> _Consignes_
1 – Indiquez, s'il vous plaît, si chacune des affirmations (a), (b) et (c) concorde avec l'article, en répondant par oui ou par non et en citant les mots décisifs de l'article. (a) Natacha lit elle aussi un chapitre écrit par le romancier. (b) Le romancier abandonne définitivement les joues rouges et la boîte crânienne. (c) L'article compare le romancier aux personnages de Proust.
2 – Dans l'article, quel mot désigne le romancier au moment où il est rapproché des personnages de Kafka et de Beckett ?

> _Article_
□ □ □ □ □ □ □

La scène la plus grotesque se déroule avec son amie Natacha. A elle aussi, le romancier fait lire un chapitre. Elle lit et elle s’exclame (on s’exclame beaucoup, dans HhHH) : « Comment ça, ‘le sang lui monte aux joues’ ? ‘Son cerveau gonfle dans sa boîte crânienne’ ? mais tu inventes ! » (p. 177). Il ne l’avait pas vue venir, celle-ci, et notre romancier est tout confus. Non seulement il invente, mais quand il invente, ce sont des clichés romanesques sans force littéraire et sans intérêt historique. Sang aux joues, boîte crânienne, voilà qui n’arrange pas son affaire qui, toute chose égale par ailleurs, lui semble « assez grave ». Evidemment, dans les termes d’un tel « pacte de lecture », référentiel ou factuel, qui vole un œuf vole un bœuf et le romancier ne peut se permettre la moindre entorse à la vérité historique. Il renonce à la boîte crânienne et aux joues rouges, pour essayer d’autres choses, il biffe et il rature. Il travaille beaucoup, car c’est un tâcheron, comme le sont les personnages de Kafka et de Beckett ; un travailleur infatigable, obsessionnel et décevant. Finalement, vaincu par sa propre faiblesse, au bout d’un épuisant combat contre la fiction et ses modèles formatés, « lentement, je me suis remis à taper : le sang lui monte aux joues, et il sent son cerveau gonfler dans sa boîte crânienne » (p. 179). C’est la scène centrale du livre, celle qui révèle qu’on était entièrement, et depuis le début, dans un roman.

□ □ □ □ □ □ □

> _Données fournies_
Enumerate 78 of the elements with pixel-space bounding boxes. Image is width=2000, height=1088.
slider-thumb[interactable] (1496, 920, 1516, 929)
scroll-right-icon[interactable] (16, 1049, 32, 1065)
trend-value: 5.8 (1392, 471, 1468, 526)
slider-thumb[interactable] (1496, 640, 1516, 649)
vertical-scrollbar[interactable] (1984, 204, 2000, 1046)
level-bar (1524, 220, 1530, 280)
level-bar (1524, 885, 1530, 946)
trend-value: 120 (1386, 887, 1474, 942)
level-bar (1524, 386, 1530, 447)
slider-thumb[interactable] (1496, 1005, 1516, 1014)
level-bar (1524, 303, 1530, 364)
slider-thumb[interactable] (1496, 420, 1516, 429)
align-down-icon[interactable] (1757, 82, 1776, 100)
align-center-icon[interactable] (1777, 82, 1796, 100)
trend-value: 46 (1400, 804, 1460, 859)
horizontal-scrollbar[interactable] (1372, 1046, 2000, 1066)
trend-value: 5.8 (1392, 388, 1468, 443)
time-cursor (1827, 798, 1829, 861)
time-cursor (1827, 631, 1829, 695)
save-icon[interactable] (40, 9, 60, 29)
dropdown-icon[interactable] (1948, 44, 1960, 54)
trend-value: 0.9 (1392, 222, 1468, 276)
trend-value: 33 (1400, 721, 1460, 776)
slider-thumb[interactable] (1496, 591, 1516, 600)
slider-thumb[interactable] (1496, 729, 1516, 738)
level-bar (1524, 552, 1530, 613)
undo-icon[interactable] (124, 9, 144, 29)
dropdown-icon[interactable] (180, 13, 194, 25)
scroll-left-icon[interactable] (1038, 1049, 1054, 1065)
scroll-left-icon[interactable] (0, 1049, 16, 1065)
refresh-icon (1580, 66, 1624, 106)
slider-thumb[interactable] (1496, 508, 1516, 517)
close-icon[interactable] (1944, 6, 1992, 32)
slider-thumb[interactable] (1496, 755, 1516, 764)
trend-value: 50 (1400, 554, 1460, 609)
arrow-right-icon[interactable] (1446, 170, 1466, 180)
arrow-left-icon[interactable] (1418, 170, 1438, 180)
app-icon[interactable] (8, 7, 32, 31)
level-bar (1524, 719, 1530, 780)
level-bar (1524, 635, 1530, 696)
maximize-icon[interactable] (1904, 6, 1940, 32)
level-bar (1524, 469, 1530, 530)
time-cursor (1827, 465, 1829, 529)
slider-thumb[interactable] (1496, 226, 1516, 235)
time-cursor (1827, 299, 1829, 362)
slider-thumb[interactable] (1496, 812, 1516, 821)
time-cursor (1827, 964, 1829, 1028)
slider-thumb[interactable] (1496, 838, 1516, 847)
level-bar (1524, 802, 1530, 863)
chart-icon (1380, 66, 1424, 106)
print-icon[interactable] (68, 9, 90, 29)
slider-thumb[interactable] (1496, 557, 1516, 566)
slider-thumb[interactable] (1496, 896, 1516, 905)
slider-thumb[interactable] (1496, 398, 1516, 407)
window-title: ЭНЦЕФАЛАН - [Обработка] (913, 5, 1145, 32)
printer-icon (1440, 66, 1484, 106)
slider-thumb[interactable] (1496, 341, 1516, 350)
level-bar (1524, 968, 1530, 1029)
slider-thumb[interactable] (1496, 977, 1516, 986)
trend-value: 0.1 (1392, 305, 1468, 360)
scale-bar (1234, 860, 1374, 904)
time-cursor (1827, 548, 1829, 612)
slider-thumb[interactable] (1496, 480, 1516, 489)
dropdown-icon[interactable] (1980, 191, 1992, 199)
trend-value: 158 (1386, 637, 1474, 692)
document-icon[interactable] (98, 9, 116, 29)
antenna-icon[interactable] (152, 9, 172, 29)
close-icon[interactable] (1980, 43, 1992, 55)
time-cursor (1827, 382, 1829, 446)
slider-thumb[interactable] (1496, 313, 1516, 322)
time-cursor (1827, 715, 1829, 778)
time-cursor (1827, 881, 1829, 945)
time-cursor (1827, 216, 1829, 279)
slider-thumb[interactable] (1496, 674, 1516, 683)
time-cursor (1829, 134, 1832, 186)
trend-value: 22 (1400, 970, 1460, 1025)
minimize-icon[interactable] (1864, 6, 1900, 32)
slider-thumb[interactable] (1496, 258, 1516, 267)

□ □ □ □ □ □ □

> _Corrigé_
1 –
(a) Oui : « A elle aussi, le romancier fait lire un chapitre. »
(b) Non : « lentement, je me suis remis à taper : le sang lui monte aux joues, et il sent son cerveau gonfler dans sa boîte crânienne »
(c) Non : « comme le sont les personnages de Kafka et de Beckett »

2 – Un tâcheron.